* Record set
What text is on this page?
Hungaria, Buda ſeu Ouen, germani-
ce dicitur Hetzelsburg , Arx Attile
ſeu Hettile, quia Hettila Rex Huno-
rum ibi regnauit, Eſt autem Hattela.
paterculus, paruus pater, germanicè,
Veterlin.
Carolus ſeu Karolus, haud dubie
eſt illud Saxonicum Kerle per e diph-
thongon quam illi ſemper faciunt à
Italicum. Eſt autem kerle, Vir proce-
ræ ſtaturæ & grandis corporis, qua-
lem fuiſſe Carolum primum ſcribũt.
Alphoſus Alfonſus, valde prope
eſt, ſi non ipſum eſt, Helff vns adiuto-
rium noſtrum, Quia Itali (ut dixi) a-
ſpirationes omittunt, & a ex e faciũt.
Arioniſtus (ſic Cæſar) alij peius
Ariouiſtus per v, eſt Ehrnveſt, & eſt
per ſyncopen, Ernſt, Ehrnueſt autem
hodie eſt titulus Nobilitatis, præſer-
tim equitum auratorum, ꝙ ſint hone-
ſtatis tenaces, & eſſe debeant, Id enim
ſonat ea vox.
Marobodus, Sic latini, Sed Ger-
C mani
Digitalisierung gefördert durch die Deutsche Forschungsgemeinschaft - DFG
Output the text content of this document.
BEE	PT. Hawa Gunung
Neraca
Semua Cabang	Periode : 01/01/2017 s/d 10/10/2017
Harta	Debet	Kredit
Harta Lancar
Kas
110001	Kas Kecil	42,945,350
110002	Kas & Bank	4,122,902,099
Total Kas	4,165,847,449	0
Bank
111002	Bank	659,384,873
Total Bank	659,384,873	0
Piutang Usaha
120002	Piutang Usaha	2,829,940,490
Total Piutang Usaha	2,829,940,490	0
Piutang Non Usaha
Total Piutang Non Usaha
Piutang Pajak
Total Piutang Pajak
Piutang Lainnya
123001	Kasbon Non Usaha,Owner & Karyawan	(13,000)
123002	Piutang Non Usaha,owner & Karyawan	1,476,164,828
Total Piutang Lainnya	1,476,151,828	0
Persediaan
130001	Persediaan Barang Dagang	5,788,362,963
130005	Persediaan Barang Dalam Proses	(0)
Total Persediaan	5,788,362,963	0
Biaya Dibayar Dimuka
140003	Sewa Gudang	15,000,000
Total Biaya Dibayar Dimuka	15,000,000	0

* Requirement
Your task is to write out the lines from the one with "Output the text content of this document." through the end of the records, exactly and with nothing added.

* Result below
Output the text content of this document.
BEE	PT. Hawa Gunung
Neraca
Semua Cabang	Periode : 01/01/2017 s/d 10/10/2017
Harta	Debet	Kredit
Harta Lancar
Kas
110001	Kas Kecil	42,945,350
110002	Kas & Bank	4,122,902,099
Total Kas	4,165,847,449	0
Bank
111002	Bank	659,384,873
Total Bank	659,384,873	0
Piutang Usaha
120002	Piutang Usaha	2,829,940,490
Total Piutang Usaha	2,829,940,490	0
Piutang Non Usaha
Total Piutang Non Usaha
Piutang Pajak
Total Piutang Pajak
Piutang Lainnya
123001	Kasbon Non Usaha,Owner & Karyawan	(13,000)
123002	Piutang Non Usaha,owner & Karyawan	1,476,164,828
Total Piutang Lainnya	1,476,151,828	0
Persediaan
130001	Persediaan Barang Dagang	5,788,362,963
130005	Persediaan Barang Dalam Proses	(0)
Total Persediaan	5,788,362,963	0
Biaya Dibayar Dimuka
140003	Sewa Gudang	15,000,000
Total Biaya Dibayar Dimuka	15,000,000	0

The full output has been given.